### What the exercise asks
Filter the records below down to lines containing "your".

## start

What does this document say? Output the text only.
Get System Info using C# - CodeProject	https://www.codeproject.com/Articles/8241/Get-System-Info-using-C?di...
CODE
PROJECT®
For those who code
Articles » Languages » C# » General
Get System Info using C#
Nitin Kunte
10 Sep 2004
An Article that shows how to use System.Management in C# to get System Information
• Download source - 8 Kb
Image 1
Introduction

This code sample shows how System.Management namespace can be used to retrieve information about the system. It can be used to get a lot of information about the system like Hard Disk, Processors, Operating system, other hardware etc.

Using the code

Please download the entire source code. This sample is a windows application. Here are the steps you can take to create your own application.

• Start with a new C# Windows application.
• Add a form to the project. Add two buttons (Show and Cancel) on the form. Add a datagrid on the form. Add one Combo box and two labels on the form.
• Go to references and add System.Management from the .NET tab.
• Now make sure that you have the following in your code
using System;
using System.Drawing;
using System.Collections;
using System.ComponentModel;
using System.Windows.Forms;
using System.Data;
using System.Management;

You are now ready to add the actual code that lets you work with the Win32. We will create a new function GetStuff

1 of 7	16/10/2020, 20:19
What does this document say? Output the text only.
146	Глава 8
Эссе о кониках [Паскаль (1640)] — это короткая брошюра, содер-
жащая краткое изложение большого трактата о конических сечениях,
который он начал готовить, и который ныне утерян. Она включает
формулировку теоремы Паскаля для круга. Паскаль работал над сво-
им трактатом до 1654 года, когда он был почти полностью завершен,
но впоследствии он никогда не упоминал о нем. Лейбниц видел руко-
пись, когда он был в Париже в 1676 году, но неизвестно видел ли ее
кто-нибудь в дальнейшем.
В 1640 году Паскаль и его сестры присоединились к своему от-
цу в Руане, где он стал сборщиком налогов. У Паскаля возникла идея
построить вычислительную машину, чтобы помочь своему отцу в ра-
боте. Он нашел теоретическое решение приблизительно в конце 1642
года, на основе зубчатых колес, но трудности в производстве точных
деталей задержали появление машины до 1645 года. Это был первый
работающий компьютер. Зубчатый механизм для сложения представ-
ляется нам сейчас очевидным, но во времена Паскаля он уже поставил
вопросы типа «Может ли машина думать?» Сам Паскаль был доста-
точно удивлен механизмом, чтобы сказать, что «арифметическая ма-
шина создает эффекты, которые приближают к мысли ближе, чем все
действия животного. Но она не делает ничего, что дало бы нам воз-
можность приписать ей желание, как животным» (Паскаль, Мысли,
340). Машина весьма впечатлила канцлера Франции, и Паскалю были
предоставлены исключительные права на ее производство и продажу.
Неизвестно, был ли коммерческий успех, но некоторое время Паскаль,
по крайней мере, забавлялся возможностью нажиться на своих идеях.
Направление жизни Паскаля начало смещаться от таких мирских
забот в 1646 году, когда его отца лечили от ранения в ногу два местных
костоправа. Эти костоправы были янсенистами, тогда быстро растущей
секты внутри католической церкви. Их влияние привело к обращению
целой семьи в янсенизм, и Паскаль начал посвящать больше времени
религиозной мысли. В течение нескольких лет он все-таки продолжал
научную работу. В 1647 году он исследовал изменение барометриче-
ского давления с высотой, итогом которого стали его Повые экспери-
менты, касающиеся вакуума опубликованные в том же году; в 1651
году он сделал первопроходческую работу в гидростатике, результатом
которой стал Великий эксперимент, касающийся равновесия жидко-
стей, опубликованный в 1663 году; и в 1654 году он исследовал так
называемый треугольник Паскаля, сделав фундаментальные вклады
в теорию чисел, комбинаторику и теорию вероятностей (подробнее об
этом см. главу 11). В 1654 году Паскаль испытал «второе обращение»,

## end

### The solution
Please download the entire source code. This sample is a windows application. Here are the steps you can take to create your own application.
• Now make sure that you have the following in your code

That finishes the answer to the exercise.